■ Task statement
Check the listing below for lines with the word "spec" and say how many there are, with nothing but the number.

--- Begin Input ---

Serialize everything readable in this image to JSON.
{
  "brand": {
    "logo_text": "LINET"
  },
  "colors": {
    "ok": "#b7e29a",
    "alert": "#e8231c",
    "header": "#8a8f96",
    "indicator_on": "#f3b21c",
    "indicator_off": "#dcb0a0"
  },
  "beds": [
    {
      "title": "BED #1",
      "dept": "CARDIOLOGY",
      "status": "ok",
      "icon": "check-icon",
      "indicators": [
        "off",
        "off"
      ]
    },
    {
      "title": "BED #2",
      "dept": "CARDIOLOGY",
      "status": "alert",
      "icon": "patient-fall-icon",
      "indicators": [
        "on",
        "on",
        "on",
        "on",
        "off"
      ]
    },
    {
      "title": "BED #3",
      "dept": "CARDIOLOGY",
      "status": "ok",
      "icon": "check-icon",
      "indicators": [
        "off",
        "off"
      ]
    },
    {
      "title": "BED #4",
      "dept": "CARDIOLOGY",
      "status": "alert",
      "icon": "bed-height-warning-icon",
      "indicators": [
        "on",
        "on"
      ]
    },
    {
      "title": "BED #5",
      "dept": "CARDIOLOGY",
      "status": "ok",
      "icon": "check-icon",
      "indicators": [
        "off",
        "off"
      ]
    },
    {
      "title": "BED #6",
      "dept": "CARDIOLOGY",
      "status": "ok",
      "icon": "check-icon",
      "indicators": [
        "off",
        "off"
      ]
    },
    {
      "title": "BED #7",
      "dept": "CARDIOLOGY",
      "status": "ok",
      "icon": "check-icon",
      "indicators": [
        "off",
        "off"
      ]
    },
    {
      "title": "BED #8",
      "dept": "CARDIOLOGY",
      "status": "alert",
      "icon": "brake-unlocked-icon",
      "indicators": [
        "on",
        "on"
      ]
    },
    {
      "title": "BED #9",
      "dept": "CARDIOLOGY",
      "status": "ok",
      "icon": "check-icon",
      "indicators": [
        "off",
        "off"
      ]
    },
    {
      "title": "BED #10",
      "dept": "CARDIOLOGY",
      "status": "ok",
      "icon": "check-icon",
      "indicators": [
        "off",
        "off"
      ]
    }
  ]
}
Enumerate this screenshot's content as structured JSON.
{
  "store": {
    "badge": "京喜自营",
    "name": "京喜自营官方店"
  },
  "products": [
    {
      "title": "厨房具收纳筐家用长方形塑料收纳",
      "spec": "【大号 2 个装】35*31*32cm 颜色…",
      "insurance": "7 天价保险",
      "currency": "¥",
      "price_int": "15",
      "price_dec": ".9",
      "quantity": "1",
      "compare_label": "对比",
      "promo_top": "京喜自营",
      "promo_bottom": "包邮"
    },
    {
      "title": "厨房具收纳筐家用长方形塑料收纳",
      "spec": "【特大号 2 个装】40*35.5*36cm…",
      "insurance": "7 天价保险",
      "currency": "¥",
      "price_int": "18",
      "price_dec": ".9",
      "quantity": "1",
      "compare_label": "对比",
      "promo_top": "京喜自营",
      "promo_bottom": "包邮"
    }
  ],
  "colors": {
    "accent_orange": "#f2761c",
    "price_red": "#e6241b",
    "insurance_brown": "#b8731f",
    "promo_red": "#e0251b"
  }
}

--- End Input ---

■ Response to the task
2